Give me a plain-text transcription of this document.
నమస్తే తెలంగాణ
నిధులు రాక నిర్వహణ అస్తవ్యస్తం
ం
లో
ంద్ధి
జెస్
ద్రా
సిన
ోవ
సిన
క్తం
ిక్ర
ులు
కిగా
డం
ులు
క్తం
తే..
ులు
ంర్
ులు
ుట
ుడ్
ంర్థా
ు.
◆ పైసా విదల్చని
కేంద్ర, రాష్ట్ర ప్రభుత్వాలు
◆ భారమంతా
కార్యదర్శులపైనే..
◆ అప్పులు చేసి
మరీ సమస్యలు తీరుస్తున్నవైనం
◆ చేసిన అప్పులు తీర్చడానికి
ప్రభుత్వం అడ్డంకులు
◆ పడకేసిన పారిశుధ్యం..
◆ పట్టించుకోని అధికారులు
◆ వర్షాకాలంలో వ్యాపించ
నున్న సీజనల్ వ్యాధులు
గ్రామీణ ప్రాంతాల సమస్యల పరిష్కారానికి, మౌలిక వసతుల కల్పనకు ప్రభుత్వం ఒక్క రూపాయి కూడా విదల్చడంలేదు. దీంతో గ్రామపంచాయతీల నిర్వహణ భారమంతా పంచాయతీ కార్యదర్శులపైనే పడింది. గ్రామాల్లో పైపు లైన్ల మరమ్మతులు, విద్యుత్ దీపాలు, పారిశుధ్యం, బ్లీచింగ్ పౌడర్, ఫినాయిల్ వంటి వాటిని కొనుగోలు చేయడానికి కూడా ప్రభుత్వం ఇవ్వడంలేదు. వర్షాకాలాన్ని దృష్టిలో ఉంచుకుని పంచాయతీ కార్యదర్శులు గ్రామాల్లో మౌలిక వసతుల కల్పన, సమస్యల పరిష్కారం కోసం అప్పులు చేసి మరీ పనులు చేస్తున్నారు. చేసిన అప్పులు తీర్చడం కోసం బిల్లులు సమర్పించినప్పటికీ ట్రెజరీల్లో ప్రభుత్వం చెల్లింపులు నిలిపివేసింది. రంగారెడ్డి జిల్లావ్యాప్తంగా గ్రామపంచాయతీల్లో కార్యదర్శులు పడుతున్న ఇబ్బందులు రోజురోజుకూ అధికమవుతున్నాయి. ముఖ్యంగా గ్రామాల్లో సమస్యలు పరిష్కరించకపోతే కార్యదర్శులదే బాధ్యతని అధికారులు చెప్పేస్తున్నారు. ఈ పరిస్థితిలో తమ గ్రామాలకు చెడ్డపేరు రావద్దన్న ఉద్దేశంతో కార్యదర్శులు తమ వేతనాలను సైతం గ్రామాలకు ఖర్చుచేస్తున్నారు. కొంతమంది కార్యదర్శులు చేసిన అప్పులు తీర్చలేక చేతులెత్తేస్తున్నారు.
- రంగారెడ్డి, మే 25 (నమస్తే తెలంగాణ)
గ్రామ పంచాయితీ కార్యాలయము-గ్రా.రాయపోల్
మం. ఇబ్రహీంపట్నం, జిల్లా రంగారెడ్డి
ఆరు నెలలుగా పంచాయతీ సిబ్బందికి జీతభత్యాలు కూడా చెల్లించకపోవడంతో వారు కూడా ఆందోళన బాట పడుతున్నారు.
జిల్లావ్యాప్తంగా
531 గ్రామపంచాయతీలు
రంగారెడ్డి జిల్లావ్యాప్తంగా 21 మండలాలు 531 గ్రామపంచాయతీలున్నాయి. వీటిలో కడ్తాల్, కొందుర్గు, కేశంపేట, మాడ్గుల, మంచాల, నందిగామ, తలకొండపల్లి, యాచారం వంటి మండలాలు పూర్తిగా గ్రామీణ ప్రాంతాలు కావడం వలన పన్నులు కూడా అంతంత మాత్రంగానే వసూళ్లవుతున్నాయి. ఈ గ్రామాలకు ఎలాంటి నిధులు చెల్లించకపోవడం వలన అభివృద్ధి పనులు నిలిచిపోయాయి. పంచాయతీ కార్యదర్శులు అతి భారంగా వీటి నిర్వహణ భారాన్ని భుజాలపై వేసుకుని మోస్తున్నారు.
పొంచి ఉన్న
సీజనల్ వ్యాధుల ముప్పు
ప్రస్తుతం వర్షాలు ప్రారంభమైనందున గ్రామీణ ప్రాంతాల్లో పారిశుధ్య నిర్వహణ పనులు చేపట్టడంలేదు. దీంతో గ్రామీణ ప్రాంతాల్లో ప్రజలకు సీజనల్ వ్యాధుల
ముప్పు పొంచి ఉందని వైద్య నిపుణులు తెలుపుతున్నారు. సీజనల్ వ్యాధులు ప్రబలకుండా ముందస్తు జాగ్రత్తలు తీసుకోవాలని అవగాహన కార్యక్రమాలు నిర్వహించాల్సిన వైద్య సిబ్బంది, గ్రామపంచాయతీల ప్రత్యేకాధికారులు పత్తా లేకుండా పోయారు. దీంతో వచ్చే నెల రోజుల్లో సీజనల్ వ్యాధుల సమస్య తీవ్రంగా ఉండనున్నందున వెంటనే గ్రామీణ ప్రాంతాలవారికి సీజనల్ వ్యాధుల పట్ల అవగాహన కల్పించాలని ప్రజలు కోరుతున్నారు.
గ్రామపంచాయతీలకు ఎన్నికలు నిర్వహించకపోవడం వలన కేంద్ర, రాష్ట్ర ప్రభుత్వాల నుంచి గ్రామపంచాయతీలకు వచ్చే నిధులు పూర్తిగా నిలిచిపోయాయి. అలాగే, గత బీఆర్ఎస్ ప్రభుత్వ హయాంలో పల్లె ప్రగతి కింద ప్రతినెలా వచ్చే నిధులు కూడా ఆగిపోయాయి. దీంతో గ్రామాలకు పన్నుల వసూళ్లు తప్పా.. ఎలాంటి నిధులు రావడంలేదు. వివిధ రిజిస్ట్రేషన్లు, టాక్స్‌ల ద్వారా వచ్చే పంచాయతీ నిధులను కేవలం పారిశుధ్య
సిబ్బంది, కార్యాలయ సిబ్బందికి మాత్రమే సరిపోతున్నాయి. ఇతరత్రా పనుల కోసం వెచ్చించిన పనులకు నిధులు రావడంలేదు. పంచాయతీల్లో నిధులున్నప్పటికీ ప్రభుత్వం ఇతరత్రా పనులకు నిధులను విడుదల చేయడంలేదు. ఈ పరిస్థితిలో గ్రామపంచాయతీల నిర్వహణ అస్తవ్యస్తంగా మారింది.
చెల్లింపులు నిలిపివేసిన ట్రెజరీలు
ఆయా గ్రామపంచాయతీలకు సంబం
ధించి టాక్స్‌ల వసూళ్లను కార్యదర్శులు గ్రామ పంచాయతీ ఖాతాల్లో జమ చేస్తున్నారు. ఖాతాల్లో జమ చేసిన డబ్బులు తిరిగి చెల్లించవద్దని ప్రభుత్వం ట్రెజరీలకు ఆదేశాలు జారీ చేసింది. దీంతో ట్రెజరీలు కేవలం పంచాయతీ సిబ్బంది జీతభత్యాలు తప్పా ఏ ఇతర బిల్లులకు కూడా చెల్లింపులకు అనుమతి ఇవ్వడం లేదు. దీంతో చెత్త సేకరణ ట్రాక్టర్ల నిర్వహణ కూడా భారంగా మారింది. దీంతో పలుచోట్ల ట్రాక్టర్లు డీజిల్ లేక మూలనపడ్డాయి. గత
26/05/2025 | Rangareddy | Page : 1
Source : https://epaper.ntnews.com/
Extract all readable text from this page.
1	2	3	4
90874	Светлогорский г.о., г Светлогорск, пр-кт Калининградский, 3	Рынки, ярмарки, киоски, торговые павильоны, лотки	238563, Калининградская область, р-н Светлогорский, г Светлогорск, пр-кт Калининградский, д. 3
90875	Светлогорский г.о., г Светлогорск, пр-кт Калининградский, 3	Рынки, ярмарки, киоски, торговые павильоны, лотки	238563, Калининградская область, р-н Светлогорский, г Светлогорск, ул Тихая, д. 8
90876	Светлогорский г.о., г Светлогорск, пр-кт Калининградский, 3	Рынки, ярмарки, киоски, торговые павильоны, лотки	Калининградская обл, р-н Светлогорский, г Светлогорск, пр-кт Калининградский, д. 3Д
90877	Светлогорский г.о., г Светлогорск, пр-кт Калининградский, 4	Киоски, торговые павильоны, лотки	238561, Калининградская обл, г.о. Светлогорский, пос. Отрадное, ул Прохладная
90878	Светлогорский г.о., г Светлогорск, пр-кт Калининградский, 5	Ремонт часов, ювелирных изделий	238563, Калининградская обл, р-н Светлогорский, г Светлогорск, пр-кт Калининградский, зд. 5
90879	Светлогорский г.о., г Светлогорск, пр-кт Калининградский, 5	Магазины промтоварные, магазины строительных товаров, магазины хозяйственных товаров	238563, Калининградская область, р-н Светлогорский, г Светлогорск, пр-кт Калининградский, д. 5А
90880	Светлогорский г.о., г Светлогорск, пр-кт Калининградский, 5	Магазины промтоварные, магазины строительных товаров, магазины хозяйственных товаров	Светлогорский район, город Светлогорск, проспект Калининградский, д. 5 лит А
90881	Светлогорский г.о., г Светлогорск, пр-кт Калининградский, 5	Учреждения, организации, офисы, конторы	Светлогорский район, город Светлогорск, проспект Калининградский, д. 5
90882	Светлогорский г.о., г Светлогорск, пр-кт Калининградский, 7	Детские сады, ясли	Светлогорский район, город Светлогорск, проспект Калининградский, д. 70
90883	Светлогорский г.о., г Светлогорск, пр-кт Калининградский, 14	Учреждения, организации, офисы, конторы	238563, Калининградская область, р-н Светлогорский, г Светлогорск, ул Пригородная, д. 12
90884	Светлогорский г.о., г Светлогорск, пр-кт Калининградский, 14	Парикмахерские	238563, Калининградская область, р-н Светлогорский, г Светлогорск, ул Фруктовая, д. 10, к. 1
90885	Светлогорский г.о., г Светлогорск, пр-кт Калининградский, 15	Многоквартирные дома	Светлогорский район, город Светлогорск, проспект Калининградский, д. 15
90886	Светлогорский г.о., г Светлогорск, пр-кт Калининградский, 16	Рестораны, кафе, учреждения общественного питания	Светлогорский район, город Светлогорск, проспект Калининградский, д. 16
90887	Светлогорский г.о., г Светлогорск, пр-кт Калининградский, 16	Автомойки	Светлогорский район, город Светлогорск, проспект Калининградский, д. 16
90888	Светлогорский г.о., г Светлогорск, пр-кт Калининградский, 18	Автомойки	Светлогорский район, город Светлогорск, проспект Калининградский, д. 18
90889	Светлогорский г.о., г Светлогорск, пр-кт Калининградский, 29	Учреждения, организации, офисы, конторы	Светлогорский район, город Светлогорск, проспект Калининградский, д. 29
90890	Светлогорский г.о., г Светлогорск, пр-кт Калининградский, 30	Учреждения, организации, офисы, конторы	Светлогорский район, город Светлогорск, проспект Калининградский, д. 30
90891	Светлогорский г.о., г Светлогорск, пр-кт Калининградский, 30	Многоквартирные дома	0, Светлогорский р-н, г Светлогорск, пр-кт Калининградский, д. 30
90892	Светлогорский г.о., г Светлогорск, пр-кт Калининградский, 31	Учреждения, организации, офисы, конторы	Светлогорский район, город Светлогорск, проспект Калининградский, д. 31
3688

> [What you have to do] The answer is a single number, the count of lines in the records that contain the string "магазины".

> [Reply] 2